> **YOUR TASK**: Render the data below as a Markdown table with the columns "Number" and "Text", putting each line's row number and the line itself in its own row and omitting blank lines.

> **SUPPLIED RECORDS**:
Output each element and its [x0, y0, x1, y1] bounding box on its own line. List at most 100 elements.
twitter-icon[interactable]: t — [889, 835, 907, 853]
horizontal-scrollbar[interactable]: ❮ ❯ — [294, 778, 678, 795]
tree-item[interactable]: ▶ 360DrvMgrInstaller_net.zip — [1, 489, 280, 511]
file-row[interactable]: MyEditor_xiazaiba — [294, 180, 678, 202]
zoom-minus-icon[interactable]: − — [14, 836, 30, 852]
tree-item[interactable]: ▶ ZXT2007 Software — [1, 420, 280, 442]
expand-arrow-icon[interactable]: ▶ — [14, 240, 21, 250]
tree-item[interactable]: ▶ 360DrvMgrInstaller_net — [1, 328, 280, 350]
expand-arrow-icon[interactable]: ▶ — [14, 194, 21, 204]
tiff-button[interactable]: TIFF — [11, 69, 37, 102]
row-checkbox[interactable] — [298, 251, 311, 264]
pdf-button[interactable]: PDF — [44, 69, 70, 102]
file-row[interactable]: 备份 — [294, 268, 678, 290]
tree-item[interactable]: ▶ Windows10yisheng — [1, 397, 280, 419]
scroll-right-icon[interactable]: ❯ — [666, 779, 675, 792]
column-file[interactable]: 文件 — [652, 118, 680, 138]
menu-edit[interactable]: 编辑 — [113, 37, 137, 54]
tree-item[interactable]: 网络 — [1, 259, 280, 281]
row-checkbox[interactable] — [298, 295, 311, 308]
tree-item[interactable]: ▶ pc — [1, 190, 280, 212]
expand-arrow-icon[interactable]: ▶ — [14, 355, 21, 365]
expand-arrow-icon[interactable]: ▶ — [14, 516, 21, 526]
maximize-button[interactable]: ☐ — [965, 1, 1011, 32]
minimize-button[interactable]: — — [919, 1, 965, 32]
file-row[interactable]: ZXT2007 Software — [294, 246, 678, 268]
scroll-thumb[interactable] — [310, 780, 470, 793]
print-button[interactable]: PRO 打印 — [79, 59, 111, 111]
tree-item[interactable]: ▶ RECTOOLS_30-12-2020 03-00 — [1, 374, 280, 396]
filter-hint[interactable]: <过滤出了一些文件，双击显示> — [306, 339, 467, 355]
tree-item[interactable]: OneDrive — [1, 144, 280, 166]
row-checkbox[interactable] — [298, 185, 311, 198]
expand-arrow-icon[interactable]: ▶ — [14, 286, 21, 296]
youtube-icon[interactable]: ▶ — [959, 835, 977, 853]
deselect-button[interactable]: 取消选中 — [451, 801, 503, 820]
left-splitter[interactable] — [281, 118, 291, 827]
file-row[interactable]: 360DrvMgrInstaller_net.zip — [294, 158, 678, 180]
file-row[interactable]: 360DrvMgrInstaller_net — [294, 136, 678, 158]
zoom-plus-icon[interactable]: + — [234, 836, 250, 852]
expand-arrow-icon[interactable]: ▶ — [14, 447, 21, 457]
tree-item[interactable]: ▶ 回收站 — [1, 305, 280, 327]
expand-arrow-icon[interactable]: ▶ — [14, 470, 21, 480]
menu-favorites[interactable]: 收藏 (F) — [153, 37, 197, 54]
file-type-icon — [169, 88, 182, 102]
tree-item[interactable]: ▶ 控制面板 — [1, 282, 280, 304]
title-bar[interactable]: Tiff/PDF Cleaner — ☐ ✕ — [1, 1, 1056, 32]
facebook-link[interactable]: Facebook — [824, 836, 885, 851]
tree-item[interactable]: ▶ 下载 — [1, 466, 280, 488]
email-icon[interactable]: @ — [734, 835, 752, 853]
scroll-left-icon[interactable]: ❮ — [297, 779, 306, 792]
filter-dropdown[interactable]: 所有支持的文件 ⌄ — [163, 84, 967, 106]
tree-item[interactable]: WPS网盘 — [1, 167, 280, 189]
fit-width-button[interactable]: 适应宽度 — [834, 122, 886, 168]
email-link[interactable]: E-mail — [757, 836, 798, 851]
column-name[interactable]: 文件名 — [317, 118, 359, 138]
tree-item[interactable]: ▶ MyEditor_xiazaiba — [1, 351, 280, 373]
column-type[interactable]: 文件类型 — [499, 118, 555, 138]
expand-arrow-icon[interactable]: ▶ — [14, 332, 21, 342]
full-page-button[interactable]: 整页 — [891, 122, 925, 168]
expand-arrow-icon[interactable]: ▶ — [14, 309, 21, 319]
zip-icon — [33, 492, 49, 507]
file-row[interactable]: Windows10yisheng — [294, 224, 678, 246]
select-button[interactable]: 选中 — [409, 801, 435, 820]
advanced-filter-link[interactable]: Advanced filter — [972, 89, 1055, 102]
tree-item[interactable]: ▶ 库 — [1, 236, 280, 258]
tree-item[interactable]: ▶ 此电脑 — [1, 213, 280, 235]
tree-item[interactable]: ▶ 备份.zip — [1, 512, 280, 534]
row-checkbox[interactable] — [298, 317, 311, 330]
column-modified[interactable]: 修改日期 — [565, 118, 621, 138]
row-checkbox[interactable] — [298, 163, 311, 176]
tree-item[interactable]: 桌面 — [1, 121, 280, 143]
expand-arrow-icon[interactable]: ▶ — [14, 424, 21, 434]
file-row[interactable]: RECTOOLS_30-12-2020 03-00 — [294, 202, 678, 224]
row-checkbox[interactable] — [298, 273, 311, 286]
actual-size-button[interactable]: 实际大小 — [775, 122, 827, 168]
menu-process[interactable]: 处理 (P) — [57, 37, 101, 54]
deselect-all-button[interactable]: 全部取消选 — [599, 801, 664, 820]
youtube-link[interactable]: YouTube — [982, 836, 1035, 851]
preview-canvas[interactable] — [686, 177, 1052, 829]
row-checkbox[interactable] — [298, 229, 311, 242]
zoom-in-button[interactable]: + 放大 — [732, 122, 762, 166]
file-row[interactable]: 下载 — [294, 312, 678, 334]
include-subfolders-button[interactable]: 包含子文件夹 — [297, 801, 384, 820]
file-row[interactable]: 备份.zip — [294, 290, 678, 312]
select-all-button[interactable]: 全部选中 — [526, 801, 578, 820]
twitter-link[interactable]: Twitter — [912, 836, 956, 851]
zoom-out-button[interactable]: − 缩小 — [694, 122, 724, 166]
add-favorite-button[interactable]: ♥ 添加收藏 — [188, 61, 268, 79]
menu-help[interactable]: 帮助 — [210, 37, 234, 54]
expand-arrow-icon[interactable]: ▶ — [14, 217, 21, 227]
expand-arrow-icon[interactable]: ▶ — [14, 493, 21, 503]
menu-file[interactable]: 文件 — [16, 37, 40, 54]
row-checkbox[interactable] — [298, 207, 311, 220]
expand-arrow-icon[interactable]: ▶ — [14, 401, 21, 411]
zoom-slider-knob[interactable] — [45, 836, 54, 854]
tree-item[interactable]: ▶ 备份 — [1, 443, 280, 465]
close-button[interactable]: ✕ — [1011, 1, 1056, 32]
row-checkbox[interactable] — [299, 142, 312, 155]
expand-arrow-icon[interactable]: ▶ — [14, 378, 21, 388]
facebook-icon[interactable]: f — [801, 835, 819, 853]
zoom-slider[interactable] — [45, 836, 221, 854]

> **RESULT OF THIS TASK**:
| Number | Text |
|---|---|
| 1 | Output each element and its [x0, y0, x1, y1] bounding box on its own line. List at most 100 elements. |
| 2 | twitter-icon[interactable]: t — [889, 835, 907, 853] |
| 3 | horizontal-scrollbar[interactable]: ❮ ❯ — [294, 778, 678, 795] |
| 4 | tree-item[interactable]: ▶ 360DrvMgrInstaller_net.zip — [1, 489, 280, 511] |
| 5 | file-row[interactable]: MyEditor_xiazaiba — [294, 180, 678, 202] |
| 6 | zoom-minus-icon[interactable]: − — [14, 836, 30, 852] |
| 7 | tree-item[interactable]: ▶ ZXT2007 Software — [1, 420, 280, 442] |
| 8 | expand-arrow-icon[interactable]: ▶ — [14, 240, 21, 250] |
| 9 | tree-item[interactable]: ▶ 360DrvMgrInstaller_net — [1, 328, 280, 350] |
| 10 | expand-arrow-icon[interactable]: ▶ — [14, 194, 21, 204] |
| 11 | tiff-button[interactable]: TIFF — [11, 69, 37, 102] |
| 12 | row-checkbox[interactable] — [298, 251, 311, 264] |
| 13 | pdf-button[interactable]: PDF — [44, 69, 70, 102] |
| 14 | file-row[interactable]: 备份 — [294, 268, 678, 290] |
| 15 | tree-item[interactable]: ▶ Windows10yisheng — [1, 397, 280, 419] |
| 16 | scroll-right-icon[interactable]: ❯ — [666, 779, 675, 792] |
| 17 | column-file[interactable]: 文件 — [652, 118, 680, 138] |
| 18 | menu-edit[interactable]: 编辑 — [113, 37, 137, 54] |
| 19 | tree-item[interactable]: 网络 — [1, 259, 280, 281] |
| 20 | row-checkbox[interactable] — [298, 295, 311, 308] |
| 21 | tree-item[interactable]: ▶ pc — [1, 190, 280, 212] |
| 22 | expand-arrow-icon[interactable]: ▶ — [14, 355, 21, 365] |
| 23 | expand-arrow-icon[interactable]: ▶ — [14, 516, 21, 526] |
| 24 | maximize-button[interactable]: ☐ — [965, 1, 1011, 32] |
| 25 | minimize-button[interactable]: — — [919, 1, 965, 32] |
| 26 | file-row[interactable]: ZXT2007 Software — [294, 246, 678, 268] |
| 27 | scroll-thumb[interactable] — [310, 780, 470, 793] |
| 28 | print-button[interactable]: PRO 打印 — [79, 59, 111, 111] |
| 29 | tree-item[interactable]: ▶ RECTOOLS_30-12-2020 03-00 — [1, 374, 280, 396] |
| 30 | filter-hint[interactable]: <过滤出了一些文件，双击显示> — [306, 339, 467, 355] |
| 31 | tree-item[interactable]: OneDrive — [1, 144, 280, 166] |
| 32 | row-checkbox[interactable] — [298, 185, 311, 198] |
| 33 | expand-arrow-icon[interactable]: ▶ — [14, 286, 21, 296] |
| 34 | youtube-icon[interactable]: ▶ — [959, 835, 977, 853] |
| 35 | deselect-button[interactable]: 取消选中 — [451, 801, 503, 820] |
| 36 | left-splitter[interactable] — [281, 118, 291, 827] |
| 37 | file-row[interactable]: 360DrvMgrInstaller_net.zip — [294, 158, 678, 180] |
| 38 | file-row[interactable]: 360DrvMgrInstaller_net — [294, 136, 678, 158] |
| 39 | zoom-plus-icon[interactable]: + — [234, 836, 250, 852] |
| 40 | expand-arrow-icon[interactable]: ▶ — [14, 447, 21, 457] |
| 41 | tree-item[interactable]: ▶ 回收站 — [1, 305, 280, 327] |
| 42 | expand-arrow-icon[interactable]: ▶ — [14, 470, 21, 480] |
| 43 | menu-favorites[interactable]: 收藏 (F) — [153, 37, 197, 54] |
| 44 | file-type-icon — [169, 88, 182, 102] |
| 45 | tree-item[interactable]: ▶ 控制面板 — [1, 282, 280, 304] |
| 46 | title-bar[interactable]: Tiff/PDF Cleaner — ☐ ✕ — [1, 1, 1056, 32] |
| 47 | facebook-link[interactable]: Facebook — [824, 836, 885, 851] |
| 48 | tree-item[interactable]: ▶ 下载 — [1, 466, 280, 488] |
| 49 | email-icon[interactable]: @ — [734, 835, 752, 853] |
| 50 | scroll-left-icon[interactable]: ❮ — [297, 779, 306, 792] |
| 51 | filter-dropdown[interactable]: 所有支持的文件 ⌄ — [163, 84, 967, 106] |
| 52 | tree-item[interactable]: WPS网盘 — [1, 167, 280, 189] |
| 53 | fit-width-button[interactable]: 适应宽度 — [834, 122, 886, 168] |
| 54 | email-link[interactable]: E-mail — [757, 836, 798, 851] |
| 55 | column-name[interactable]: 文件名 — [317, 118, 359, 138] |
| 56 | tree-item[interactable]: ▶ MyEditor_xiazaiba — [1, 351, 280, 373] |
| 57 | column-type[interactable]: 文件类型 — [499, 118, 555, 138] |
| 58 | expand-arrow-icon[interactable]: ▶ — [14, 332, 21, 342] |
| 59 | full-page-button[interactable]: 整页 — [891, 122, 925, 168] |
| 60 | expand-arrow-icon[interactable]: ▶ — [14, 309, 21, 319] |
| 61 | zip-icon — [33, 492, 49, 507] |
| 62 | file-row[interactable]: Windows10yisheng — [294, 224, 678, 246] |
| 63 | select-button[interactable]: 选中 — [409, 801, 435, 820] |
| 64 | advanced-filter-link[interactable]: Advanced filter — [972, 89, 1055, 102] |
| 65 | tree-item[interactable]: ▶ 库 — [1, 236, 280, 258] |
| 66 | tree-item[interactable]: ▶ 此电脑 — [1, 213, 280, 235] |
| 67 | tree-item[interactable]: ▶ 备份.zip — [1, 512, 280, 534] |
| 68 | row-checkbox[interactable] — [298, 317, 311, 330] |
| 69 | column-modified[interactable]: 修改日期 — [565, 118, 621, 138] |
| 70 | row-checkbox[interactable] — [298, 163, 311, 176] |
| 71 | tree-item[interactable]: 桌面 — [1, 121, 280, 143] |
| 72 | expand-arrow-icon[interactable]: ▶ — [14, 424, 21, 434] |
| 73 | file-row[interactable]: RECTOOLS_30-12-2020 03-00 — [294, 202, 678, 224] |
| 74 | row-checkbox[interactable] — [298, 273, 311, 286] |
| 75 | actual-size-button[interactable]: 实际大小 — [775, 122, 827, 168] |
| 76 | menu-process[interactable]: 处理 (P) — [57, 37, 101, 54] |
| 77 | deselect-all-button[interactable]: 全部取消选 — [599, 801, 664, 820] |
| 78 | youtube-link[interactable]: YouTube — [982, 836, 1035, 851] |
| 79 | preview-canvas[interactable] — [686, 177, 1052, 829] |
| 80 | row-checkbox[interactable] — [298, 229, 311, 242] |
| 81 | zoom-in-button[interactable]: + 放大 — [732, 122, 762, 166] |
| 82 | file-row[interactable]: 下载 — [294, 312, 678, 334] |
| 83 | include-subfolders-button[interactable]: 包含子文件夹 — [297, 801, 384, 820] |
| 84 | file-row[interactable]: 备份.zip — [294, 290, 678, 312] |
| 85 | select-all-button[interactable]: 全部选中 — [526, 801, 578, 820] |
| 86 | twitter-link[interactable]: Twitter — [912, 836, 956, 851] |
| 87 | zoom-out-button[interactable]: − 缩小 — [694, 122, 724, 166] |
| 88 | add-favorite-button[interactable]: ♥ 添加收藏 — [188, 61, 268, 79] |
| 89 | menu-help[interactable]: 帮助 — [210, 37, 234, 54] |
| 90 | expand-arrow-icon[interactable]: ▶ — [14, 217, 21, 227] |
| 91 | expand-arrow-icon[interactable]: ▶ — [14, 493, 21, 503] |
| 92 | menu-file[interactable]: 文件 — [16, 37, 40, 54] |
| 93 | row-checkbox[interactable] — [298, 207, 311, 220] |
| 94 | expand-arrow-icon[interactable]: ▶ — [14, 401, 21, 411] |
| 95 | zoom-slider-knob[interactable] — [45, 836, 54, 854] |
| 96 | tree-item[interactable]: ▶ 备份 — [1, 443, 280, 465] |
| 97 | close-button[interactable]: ✕ — [1011, 1, 1056, 32] |
| 98 | row-checkbox[interactable] — [299, 142, 312, 155] |
| 99 | expand-arrow-icon[interactable]: ▶ — [14, 378, 21, 388] |
| 100 | facebook-icon[interactable]: f — [801, 835, 819, 853] |
| 101 | zoom-slider[interactable] — [45, 836, 221, 854] |